Data provided >>
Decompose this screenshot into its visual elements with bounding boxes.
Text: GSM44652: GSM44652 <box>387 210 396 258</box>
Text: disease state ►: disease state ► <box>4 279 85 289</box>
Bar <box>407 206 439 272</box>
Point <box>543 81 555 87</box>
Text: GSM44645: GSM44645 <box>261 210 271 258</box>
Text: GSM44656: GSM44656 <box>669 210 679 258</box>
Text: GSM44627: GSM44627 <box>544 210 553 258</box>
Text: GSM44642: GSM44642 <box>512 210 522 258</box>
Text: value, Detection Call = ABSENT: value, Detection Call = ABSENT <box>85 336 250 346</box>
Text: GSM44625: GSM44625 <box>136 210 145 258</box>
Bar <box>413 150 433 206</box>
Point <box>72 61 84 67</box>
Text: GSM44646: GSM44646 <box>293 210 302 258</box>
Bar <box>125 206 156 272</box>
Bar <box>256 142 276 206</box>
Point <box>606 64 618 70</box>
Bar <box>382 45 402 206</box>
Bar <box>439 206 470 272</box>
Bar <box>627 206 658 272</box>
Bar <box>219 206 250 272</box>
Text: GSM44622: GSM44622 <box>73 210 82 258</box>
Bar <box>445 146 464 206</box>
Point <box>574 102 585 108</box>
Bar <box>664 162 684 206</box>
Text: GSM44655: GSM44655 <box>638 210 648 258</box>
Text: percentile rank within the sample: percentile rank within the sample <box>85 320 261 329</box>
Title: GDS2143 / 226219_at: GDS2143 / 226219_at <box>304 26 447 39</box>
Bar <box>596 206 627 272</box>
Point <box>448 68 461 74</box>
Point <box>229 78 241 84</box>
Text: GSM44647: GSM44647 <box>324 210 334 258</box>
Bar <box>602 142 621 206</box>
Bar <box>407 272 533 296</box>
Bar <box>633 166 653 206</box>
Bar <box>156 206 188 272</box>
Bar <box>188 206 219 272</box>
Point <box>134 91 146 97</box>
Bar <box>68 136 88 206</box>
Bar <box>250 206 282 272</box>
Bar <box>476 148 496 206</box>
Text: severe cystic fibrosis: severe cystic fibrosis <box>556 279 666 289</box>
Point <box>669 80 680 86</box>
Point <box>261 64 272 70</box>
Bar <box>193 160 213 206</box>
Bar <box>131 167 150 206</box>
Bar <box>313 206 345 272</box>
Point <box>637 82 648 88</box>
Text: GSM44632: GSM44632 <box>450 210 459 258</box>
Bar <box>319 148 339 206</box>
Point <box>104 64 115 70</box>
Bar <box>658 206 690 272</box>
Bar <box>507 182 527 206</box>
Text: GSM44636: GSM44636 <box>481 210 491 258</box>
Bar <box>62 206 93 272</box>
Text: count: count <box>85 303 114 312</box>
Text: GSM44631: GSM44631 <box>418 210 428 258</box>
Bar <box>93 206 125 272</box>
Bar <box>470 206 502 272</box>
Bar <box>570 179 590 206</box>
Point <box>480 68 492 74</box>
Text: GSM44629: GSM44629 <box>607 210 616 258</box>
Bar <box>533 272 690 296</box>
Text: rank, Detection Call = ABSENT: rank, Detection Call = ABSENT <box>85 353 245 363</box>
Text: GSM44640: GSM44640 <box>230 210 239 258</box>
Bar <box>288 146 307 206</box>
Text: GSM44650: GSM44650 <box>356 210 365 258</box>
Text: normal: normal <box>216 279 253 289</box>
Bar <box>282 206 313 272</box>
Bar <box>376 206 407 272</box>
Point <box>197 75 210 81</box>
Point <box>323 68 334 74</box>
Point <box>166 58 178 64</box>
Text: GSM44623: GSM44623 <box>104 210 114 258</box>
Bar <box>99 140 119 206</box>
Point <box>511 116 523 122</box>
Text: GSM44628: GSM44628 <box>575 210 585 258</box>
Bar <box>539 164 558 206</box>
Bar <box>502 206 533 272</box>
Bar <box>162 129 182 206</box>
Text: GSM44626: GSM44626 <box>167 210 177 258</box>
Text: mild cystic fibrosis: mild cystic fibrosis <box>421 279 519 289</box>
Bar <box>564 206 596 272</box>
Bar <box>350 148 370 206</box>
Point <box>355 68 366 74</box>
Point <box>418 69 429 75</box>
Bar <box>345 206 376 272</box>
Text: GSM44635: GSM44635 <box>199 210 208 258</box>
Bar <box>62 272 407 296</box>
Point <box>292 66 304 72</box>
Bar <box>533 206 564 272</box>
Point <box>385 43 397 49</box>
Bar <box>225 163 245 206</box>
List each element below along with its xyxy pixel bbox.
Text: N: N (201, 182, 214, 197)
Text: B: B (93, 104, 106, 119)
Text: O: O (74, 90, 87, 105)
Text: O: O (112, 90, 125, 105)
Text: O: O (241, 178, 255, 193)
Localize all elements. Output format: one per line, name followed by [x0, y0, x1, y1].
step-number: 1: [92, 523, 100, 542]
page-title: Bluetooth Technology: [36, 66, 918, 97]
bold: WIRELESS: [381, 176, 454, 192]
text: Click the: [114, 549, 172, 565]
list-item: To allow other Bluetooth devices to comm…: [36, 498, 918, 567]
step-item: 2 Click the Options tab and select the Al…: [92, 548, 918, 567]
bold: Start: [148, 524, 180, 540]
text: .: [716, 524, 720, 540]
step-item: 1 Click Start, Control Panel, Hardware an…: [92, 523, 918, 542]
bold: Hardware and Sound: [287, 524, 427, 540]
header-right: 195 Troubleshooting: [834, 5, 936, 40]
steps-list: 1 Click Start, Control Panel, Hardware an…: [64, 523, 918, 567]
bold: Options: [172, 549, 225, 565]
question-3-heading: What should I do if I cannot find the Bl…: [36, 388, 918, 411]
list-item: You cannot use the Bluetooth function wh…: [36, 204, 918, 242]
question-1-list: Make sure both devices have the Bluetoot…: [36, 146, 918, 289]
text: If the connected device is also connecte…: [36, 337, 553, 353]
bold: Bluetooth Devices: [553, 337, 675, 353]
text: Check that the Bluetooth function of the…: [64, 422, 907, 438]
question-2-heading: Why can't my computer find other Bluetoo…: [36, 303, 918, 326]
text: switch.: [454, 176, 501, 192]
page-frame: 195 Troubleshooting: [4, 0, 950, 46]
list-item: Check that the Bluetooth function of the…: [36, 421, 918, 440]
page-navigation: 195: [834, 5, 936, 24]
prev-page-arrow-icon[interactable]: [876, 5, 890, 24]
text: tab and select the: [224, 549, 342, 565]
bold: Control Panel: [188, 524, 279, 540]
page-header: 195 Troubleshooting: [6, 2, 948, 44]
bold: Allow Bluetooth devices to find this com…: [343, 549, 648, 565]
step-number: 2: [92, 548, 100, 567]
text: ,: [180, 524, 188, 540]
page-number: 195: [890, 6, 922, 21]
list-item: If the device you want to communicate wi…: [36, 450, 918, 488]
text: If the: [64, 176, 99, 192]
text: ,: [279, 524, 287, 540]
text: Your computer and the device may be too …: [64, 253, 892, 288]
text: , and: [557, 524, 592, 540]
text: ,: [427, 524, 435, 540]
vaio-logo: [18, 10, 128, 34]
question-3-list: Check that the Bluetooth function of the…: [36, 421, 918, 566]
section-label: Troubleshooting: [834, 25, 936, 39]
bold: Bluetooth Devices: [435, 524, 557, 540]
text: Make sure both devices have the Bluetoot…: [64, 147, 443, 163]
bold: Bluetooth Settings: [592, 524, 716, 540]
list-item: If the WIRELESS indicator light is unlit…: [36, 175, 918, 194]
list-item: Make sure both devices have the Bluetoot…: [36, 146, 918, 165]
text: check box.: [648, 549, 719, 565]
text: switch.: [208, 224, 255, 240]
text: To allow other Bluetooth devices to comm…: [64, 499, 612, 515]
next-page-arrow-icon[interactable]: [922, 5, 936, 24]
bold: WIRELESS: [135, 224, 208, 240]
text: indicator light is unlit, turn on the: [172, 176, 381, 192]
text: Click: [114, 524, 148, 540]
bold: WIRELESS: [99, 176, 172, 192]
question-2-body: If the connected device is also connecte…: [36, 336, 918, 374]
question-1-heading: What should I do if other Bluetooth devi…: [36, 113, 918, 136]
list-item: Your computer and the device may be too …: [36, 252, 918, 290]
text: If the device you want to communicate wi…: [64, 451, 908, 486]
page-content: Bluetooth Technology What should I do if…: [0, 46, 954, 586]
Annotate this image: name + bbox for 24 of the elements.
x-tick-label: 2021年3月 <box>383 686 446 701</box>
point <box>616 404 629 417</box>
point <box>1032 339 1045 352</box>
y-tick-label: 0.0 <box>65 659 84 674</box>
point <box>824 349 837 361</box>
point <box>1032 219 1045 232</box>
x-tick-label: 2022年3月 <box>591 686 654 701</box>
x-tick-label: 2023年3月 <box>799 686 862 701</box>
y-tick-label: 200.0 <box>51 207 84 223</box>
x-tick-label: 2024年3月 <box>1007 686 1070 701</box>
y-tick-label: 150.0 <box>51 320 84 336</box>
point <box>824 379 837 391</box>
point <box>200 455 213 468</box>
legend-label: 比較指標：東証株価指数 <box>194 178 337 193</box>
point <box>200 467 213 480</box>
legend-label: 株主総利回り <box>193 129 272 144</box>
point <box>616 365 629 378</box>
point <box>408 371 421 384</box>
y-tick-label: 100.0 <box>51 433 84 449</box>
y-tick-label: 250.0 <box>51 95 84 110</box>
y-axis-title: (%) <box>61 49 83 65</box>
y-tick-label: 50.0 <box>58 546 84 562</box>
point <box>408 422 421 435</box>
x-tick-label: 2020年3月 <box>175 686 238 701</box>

Set exercise >> Gather every line of the data above that contains the string "heading", and copy each one in full.

Full response >>
question-3-heading: What should I do if I cannot find the Bl…: [36, 388, 918, 411]
question-2-heading: Why can't my computer find other Bluetoo…: [36, 303, 918, 326]
question-1-heading: What should I do if other Bluetooth devi…: [36, 113, 918, 136]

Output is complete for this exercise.